Exercise instructions: All entries must be repeated exactly; do not include the pictures.

------

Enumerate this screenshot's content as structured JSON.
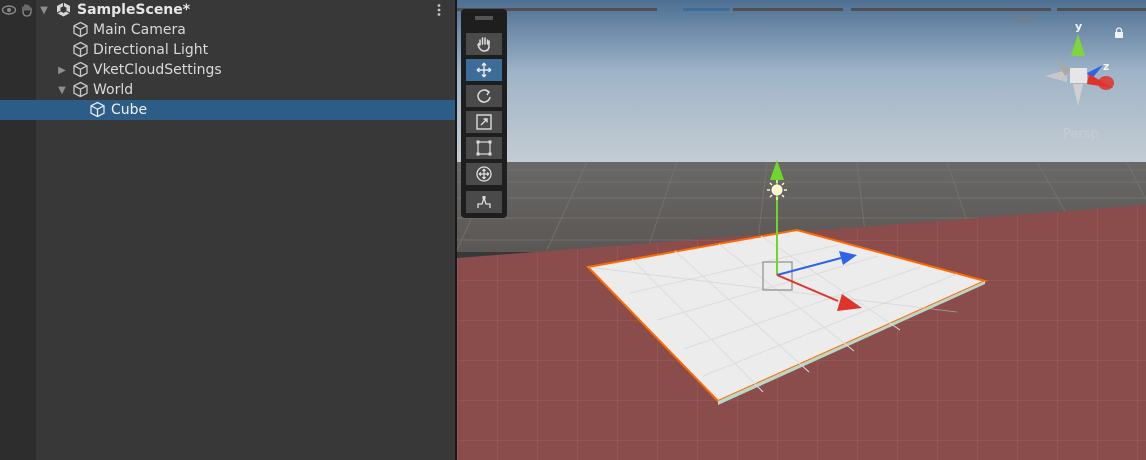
{
  "hierarchy": {
    "scene_name": "SampleScene*",
    "items": [
      {
        "label": "Main Camera",
        "has_children": false,
        "expanded": false,
        "selected": false
      },
      {
        "label": "Directional Light",
        "has_children": false,
        "expanded": false,
        "selected": false
      },
      {
        "label": "VketCloudSettings",
        "has_children": true,
        "expanded": false,
        "selected": false
      },
      {
        "label": "World",
        "has_children": true,
        "expanded": true,
        "selected": false
      },
      {
        "label": "Cube",
        "has_children": false,
        "expanded": false,
        "selected": true
      }
    ]
  },
  "scene_view": {
    "camera_mode": "Persp",
    "tools": [
      {
        "name": "hand-tool",
        "active": false
      },
      {
        "name": "move-tool",
        "active": true
      },
      {
        "name": "rotate-tool",
        "active": false
      },
      {
        "name": "scale-tool",
        "active": false
      },
      {
        "name": "rect-tool",
        "active": false
      },
      {
        "name": "transform-tool",
        "active": false
      },
      {
        "name": "custom-tool",
        "active": false
      }
    ],
    "gizmo_axes": [
      "y",
      "z"
    ]
  },
  "colors": {
    "selection": "#2c5d87",
    "active_tool": "#3c6c9a",
    "panel_bg": "#383838",
    "axis_x": "#e0332b",
    "axis_y": "#6fd62a",
    "axis_z": "#2f63e8",
    "selection_outline": "#ff6a00"
  }
}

------

Solution for this task:
Enumerate this screenshot's content as structured JSON.
{
  "hierarchy": {
    "scene_name": "SampleScene*",
    "items": [
      {
        "label": "Main Camera",
        "has_children": false,
        "expanded": false,
        "selected": false
      },
      {
        "label": "Directional Light",
        "has_children": false,
        "expanded": false,
        "selected": false
      },
      {
        "label": "VketCloudSettings",
        "has_children": true,
        "expanded": false,
        "selected": false
      },
      {
        "label": "World",
        "has_children": true,
        "expanded": true,
        "selected": false
      },
      {
        "label": "Cube",
        "has_children": false,
        "expanded": false,
        "selected": true
      }
    ]
  },
  "scene_view": {
    "camera_mode": "Persp",
    "tools": [
      {
        "name": "hand-tool",
        "active": false
      },
      {
        "name": "move-tool",
        "active": true
      },
      {
        "name": "rotate-tool",
        "active": false
      },
      {
        "name": "scale-tool",
        "active": false
      },
      {
        "name": "rect-tool",
        "active": false
      },
      {
        "name": "transform-tool",
        "active": false
      },
      {
        "name": "custom-tool",
        "active": false
      }
    ],
    "gizmo_axes": [
      "y",
      "z"
    ]
  },
  "colors": {
    "selection": "#2c5d87",
    "active_tool": "#3c6c9a",
    "panel_bg": "#383838",
    "axis_x": "#e0332b",
    "axis_y": "#6fd62a",
    "axis_z": "#2f63e8",
    "selection_outline": "#ff6a00"
  }
}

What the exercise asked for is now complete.